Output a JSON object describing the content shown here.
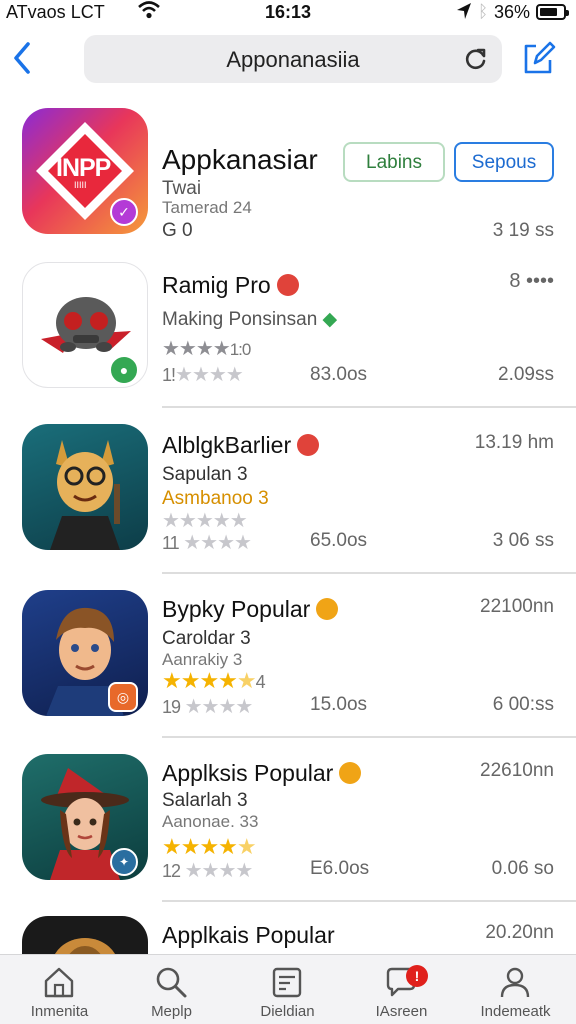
{
  "status_bar": {
    "carrier": "ATvaos LCT",
    "time": "16:13",
    "battery": "36%"
  },
  "nav": {
    "title": "Apponanasiia"
  },
  "featured": {
    "name": "Appkanasiar",
    "sub1": "Twai",
    "sub2": "Tamerad 24",
    "sub3": "G 0",
    "meta": "3 19 ss",
    "icon_text_main": "INPP",
    "icon_text_small": "IIIII",
    "buttons": {
      "labels": "Labins",
      "sepous": "Sepous"
    }
  },
  "apps": [
    {
      "name": "Ramig Pro",
      "badge_color": "#e0433a",
      "right_top": "8 ••••",
      "line1": "Making Ponsinsan",
      "rating_text": "1!",
      "rating_text2": "1:0",
      "count": "83.0os",
      "right_bottom": "2.09ss"
    },
    {
      "name": "AlblgkBarlier",
      "badge_color": "#e0433a",
      "right_top": "13.19 hm",
      "line1": "Sapulan 3",
      "line2": "Asmbanoo 3",
      "rating_text": "11",
      "count": "65.0os",
      "right_bottom": "3 06 ss"
    },
    {
      "name": "Bypky Popular",
      "badge_color": "#f0a416",
      "right_top": "22100nn",
      "line1": "Caroldar 3",
      "line2": "Aanrakiy 3",
      "rating_text": "19",
      "rating_suffix": "4",
      "count": "15.0os",
      "right_bottom": "6 00:ss"
    },
    {
      "name": "Applksis Popular",
      "badge_color": "#f0a416",
      "right_top": "22610nn",
      "line1": "Salarlah 3",
      "line2": "Aanonae. 33",
      "rating_text": "12",
      "count": "E6.0os",
      "right_bottom": "0.06 so"
    },
    {
      "name": "Applkais Popular",
      "right_top": "20.20nn"
    }
  ],
  "tabs": [
    {
      "label": "Inmenita"
    },
    {
      "label": "Meplp"
    },
    {
      "label": "Dieldian"
    },
    {
      "label": "IAsreen",
      "badge": "!"
    },
    {
      "label": "Indemeatk"
    }
  ],
  "colors": {
    "accent": "#1a73e8",
    "star": "#f5b301",
    "badge_red": "#e0201c"
  }
}
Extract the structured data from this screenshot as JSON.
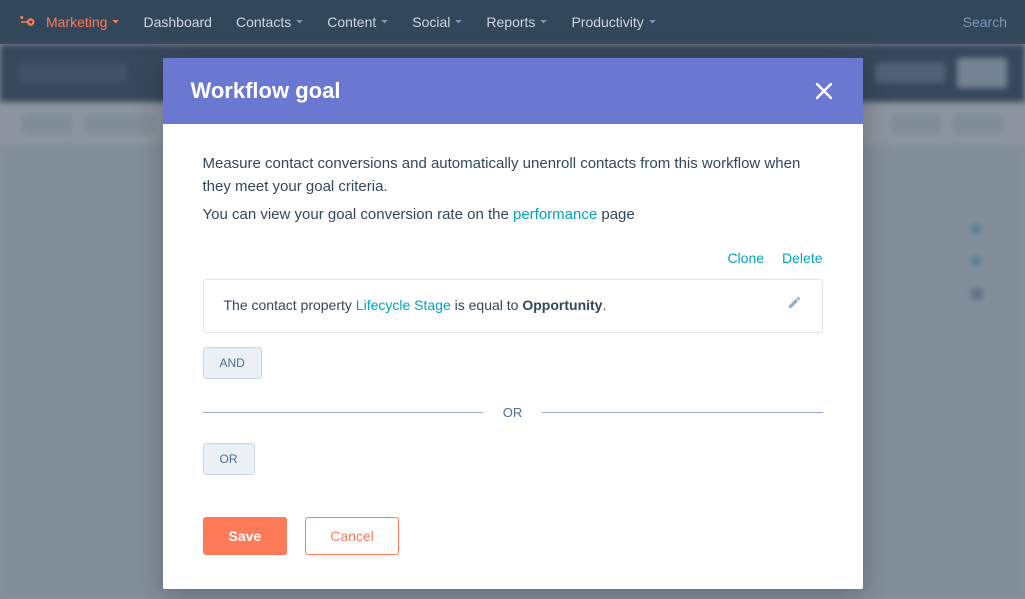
{
  "nav": {
    "primary": "Marketing",
    "items": [
      "Dashboard",
      "Contacts",
      "Content",
      "Social",
      "Reports",
      "Productivity"
    ],
    "search_placeholder": "Search"
  },
  "modal": {
    "title": "Workflow goal",
    "intro_line1": "Measure contact conversions and automatically unenroll contacts from this workflow when they meet your goal criteria.",
    "intro_line2_pre": "You can view your goal conversion rate on the ",
    "intro_link": "performance",
    "intro_line2_post": " page",
    "actions": {
      "clone": "Clone",
      "delete": "Delete"
    },
    "criteria": {
      "pre": "The contact property ",
      "property": "Lifecycle Stage",
      "mid": " is equal to ",
      "value": "Opportunity",
      "post": "."
    },
    "logic": {
      "and": "AND",
      "or_divider": "OR",
      "or_button": "OR"
    },
    "buttons": {
      "save": "Save",
      "cancel": "Cancel"
    }
  }
}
::::
Return the full material word for word. Do not include the pictures.

— THE ANSWER —
Output a JSON object describing the content shown here.
{
  "status_bar": {
    "carrier": "ATvaos LCT",
    "time": "16:13",
    "battery": "36%"
  },
  "nav": {
    "title": "Apponanasiia"
  },
  "featured": {
    "name": "Appkanasiar",
    "sub1": "Twai",
    "sub2": "Tamerad 24",
    "sub3": "G 0",
    "meta": "3 19 ss",
    "icon_text_main": "INPP",
    "icon_text_small": "IIIII",
    "buttons": {
      "labels": "Labins",
      "sepous": "Sepous"
    }
  },
  "apps": [
    {
      "name": "Ramig Pro",
      "badge_color": "#e0433a",
      "right_top": "8 ••••",
      "line1": "Making Ponsinsan",
      "rating_text": "1!",
      "rating_text2": "1:0",
      "count": "83.0os",
      "right_bottom": "2.09ss"
    },
    {
      "name": "AlblgkBarlier",
      "badge_color": "#e0433a",
      "right_top": "13.19 hm",
      "line1": "Sapulan 3",
      "line2": "Asmbanoo 3",
      "rating_text": "11",
      "count": "65.0os",
      "right_bottom": "3 06 ss"
    },
    {
      "name": "Bypky Popular",
      "badge_color": "#f0a416",
      "right_top": "22100nn",
      "line1": "Caroldar 3",
      "line2": "Aanrakiy 3",
      "rating_text": "19",
      "rating_suffix": "4",
      "count": "15.0os",
      "right_bottom": "6 00:ss"
    },
    {
      "name": "Applksis Popular",
      "badge_color": "#f0a416",
      "right_top": "22610nn",
      "line1": "Salarlah 3",
      "line2": "Aanonae. 33",
      "rating_text": "12",
      "count": "E6.0os",
      "right_bottom": "0.06 so"
    },
    {
      "name": "Applkais Popular",
      "right_top": "20.20nn"
    }
  ],
  "tabs": [
    {
      "label": "Inmenita"
    },
    {
      "label": "Meplp"
    },
    {
      "label": "Dieldian"
    },
    {
      "label": "IAsreen",
      "badge": "!"
    },
    {
      "label": "Indemeatk"
    }
  ],
  "colors": {
    "accent": "#1a73e8",
    "star": "#f5b301",
    "badge_red": "#e0201c"
  }
}
Extract the structured data from this screenshot as JSON.
{
  "nav": {
    "primary": "Marketing",
    "items": [
      "Dashboard",
      "Contacts",
      "Content",
      "Social",
      "Reports",
      "Productivity"
    ],
    "search_placeholder": "Search"
  },
  "modal": {
    "title": "Workflow goal",
    "intro_line1": "Measure contact conversions and automatically unenroll contacts from this workflow when they meet your goal criteria.",
    "intro_line2_pre": "You can view your goal conversion rate on the ",
    "intro_link": "performance",
    "intro_line2_post": " page",
    "actions": {
      "clone": "Clone",
      "delete": "Delete"
    },
    "criteria": {
      "pre": "The contact property ",
      "property": "Lifecycle Stage",
      "mid": " is equal to ",
      "value": "Opportunity",
      "post": "."
    },
    "logic": {
      "and": "AND",
      "or_divider": "OR",
      "or_button": "OR"
    },
    "buttons": {
      "save": "Save",
      "cancel": "Cancel"
    }
  }
}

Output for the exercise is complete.